* Short exercise *
What follows is a block of records; reproduce all of it verbatim.

— begin Data listing —

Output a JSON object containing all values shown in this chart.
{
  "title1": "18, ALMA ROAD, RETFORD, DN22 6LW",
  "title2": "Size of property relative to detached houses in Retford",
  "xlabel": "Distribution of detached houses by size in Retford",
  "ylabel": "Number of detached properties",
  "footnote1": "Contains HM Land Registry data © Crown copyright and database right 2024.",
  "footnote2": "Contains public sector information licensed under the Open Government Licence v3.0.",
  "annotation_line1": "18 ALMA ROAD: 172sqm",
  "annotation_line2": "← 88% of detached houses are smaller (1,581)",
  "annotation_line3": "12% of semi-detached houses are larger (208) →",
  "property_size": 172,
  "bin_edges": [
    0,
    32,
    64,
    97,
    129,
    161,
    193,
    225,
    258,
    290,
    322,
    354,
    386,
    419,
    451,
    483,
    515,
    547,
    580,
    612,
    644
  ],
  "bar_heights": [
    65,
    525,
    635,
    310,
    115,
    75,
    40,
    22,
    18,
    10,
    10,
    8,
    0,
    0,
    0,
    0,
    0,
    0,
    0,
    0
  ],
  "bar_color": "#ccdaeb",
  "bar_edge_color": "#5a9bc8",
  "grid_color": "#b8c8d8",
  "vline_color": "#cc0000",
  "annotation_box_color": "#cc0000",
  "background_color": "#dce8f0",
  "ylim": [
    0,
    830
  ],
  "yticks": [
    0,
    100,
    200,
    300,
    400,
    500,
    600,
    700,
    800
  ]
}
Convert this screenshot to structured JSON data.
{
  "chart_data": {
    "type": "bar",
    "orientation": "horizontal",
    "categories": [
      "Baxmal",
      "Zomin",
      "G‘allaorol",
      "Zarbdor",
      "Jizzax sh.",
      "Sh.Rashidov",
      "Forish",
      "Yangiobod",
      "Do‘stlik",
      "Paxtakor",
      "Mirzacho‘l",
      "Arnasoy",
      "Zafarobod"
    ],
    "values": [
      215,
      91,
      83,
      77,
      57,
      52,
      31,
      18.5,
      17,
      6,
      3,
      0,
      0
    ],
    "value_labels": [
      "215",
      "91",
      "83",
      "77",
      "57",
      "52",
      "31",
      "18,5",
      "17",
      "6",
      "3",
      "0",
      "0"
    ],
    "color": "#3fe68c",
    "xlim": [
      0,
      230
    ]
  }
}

— end Data listing —

* Exercise response *
Output a JSON object containing all values shown in this chart.
{
  "title1": "18, ALMA ROAD, RETFORD, DN22 6LW",
  "title2": "Size of property relative to detached houses in Retford",
  "xlabel": "Distribution of detached houses by size in Retford",
  "ylabel": "Number of detached properties",
  "footnote1": "Contains HM Land Registry data © Crown copyright and database right 2024.",
  "footnote2": "Contains public sector information licensed under the Open Government Licence v3.0.",
  "annotation_line1": "18 ALMA ROAD: 172sqm",
  "annotation_line2": "← 88% of detached houses are smaller (1,581)",
  "annotation_line3": "12% of semi-detached houses are larger (208) →",
  "property_size": 172,
  "bin_edges": [
    0,
    32,
    64,
    97,
    129,
    161,
    193,
    225,
    258,
    290,
    322,
    354,
    386,
    419,
    451,
    483,
    515,
    547,
    580,
    612,
    644
  ],
  "bar_heights": [
    65,
    525,
    635,
    310,
    115,
    75,
    40,
    22,
    18,
    10,
    10,
    8,
    0,
    0,
    0,
    0,
    0,
    0,
    0,
    0
  ],
  "bar_color": "#ccdaeb",
  "bar_edge_color": "#5a9bc8",
  "grid_color": "#b8c8d8",
  "vline_color": "#cc0000",
  "annotation_box_color": "#cc0000",
  "background_color": "#dce8f0",
  "ylim": [
    0,
    830
  ],
  "yticks": [
    0,
    100,
    200,
    300,
    400,
    500,
    600,
    700,
    800
  ]
}
Convert this screenshot to structured JSON data.
{
  "chart_data": {
    "type": "bar",
    "orientation": "horizontal",
    "categories": [
      "Baxmal",
      "Zomin",
      "G‘allaorol",
      "Zarbdor",
      "Jizzax sh.",
      "Sh.Rashidov",
      "Forish",
      "Yangiobod",
      "Do‘stlik",
      "Paxtakor",
      "Mirzacho‘l",
      "Arnasoy",
      "Zafarobod"
    ],
    "values": [
      215,
      91,
      83,
      77,
      57,
      52,
      31,
      18.5,
      17,
      6,
      3,
      0,
      0
    ],
    "value_labels": [
      "215",
      "91",
      "83",
      "77",
      "57",
      "52",
      "31",
      "18,5",
      "17",
      "6",
      "3",
      "0",
      "0"
    ],
    "color": "#3fe68c",
    "xlim": [
      0,
      230
    ]
  }
}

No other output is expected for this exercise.